→ **What you are asked to do**
Return the complete listing that follows, with each line reproduced exactly.

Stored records

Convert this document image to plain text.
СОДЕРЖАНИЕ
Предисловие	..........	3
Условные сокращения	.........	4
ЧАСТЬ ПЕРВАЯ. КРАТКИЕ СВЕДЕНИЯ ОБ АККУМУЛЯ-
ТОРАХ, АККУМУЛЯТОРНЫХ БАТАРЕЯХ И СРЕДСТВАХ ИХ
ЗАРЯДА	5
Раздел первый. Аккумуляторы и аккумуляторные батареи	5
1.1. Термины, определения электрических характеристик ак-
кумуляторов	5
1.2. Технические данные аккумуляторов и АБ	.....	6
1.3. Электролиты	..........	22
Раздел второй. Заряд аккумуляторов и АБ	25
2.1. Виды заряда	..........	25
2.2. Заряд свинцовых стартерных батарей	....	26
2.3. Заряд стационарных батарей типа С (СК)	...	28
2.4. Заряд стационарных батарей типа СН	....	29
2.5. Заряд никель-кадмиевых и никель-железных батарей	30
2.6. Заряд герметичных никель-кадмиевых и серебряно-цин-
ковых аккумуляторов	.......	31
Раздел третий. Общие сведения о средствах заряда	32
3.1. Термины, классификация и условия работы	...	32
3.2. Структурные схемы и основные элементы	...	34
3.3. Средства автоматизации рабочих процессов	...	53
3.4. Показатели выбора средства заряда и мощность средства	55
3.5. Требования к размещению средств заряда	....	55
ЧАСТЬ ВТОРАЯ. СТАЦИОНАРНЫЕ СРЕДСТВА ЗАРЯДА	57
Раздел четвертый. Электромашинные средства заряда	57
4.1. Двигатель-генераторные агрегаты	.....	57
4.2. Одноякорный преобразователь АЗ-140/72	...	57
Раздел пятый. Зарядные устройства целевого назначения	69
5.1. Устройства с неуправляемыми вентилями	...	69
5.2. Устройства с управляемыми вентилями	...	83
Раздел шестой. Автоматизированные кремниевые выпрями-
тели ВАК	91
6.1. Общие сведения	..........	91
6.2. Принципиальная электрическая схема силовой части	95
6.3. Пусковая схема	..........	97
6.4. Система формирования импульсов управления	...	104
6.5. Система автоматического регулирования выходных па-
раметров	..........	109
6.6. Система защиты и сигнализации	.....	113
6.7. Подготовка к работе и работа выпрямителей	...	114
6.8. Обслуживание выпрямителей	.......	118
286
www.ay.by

→ **Full output**
Convert this document image to plain text.
СОДЕРЖАНИЕ
Предисловие	..........	3
Условные сокращения	.........	4
ЧАСТЬ ПЕРВАЯ. КРАТКИЕ СВЕДЕНИЯ ОБ АККУМУЛЯ-
ТОРАХ, АККУМУЛЯТОРНЫХ БАТАРЕЯХ И СРЕДСТВАХ ИХ
ЗАРЯДА	5
Раздел первый. Аккумуляторы и аккумуляторные батареи	5
1.1. Термины, определения электрических характеристик ак-
кумуляторов	5
1.2. Технические данные аккумуляторов и АБ	.....	6
1.3. Электролиты	..........	22
Раздел второй. Заряд аккумуляторов и АБ	25
2.1. Виды заряда	..........	25
2.2. Заряд свинцовых стартерных батарей	....	26
2.3. Заряд стационарных батарей типа С (СК)	...	28
2.4. Заряд стационарных батарей типа СН	....	29
2.5. Заряд никель-кадмиевых и никель-железных батарей	30
2.6. Заряд герметичных никель-кадмиевых и серебряно-цин-
ковых аккумуляторов	.......	31
Раздел третий. Общие сведения о средствах заряда	32
3.1. Термины, классификация и условия работы	...	32
3.2. Структурные схемы и основные элементы	...	34
3.3. Средства автоматизации рабочих процессов	...	53
3.4. Показатели выбора средства заряда и мощность средства	55
3.5. Требования к размещению средств заряда	....	55
ЧАСТЬ ВТОРАЯ. СТАЦИОНАРНЫЕ СРЕДСТВА ЗАРЯДА	57
Раздел четвертый. Электромашинные средства заряда	57
4.1. Двигатель-генераторные агрегаты	.....	57
4.2. Одноякорный преобразователь АЗ-140/72	...	57
Раздел пятый. Зарядные устройства целевого назначения	69
5.1. Устройства с неуправляемыми вентилями	...	69
5.2. Устройства с управляемыми вентилями	...	83
Раздел шестой. Автоматизированные кремниевые выпрями-
тели ВАК	91
6.1. Общие сведения	..........	91
6.2. Принципиальная электрическая схема силовой части	95
6.3. Пусковая схема	..........	97
6.4. Система формирования импульсов управления	...	104
6.5. Система автоматического регулирования выходных па-
раметров	..........	109
6.6. Система защиты и сигнализации	.....	113
6.7. Подготовка к работе и работа выпрямителей	...	114
6.8. Обслуживание выпрямителей	.......	118
286
www.ay.by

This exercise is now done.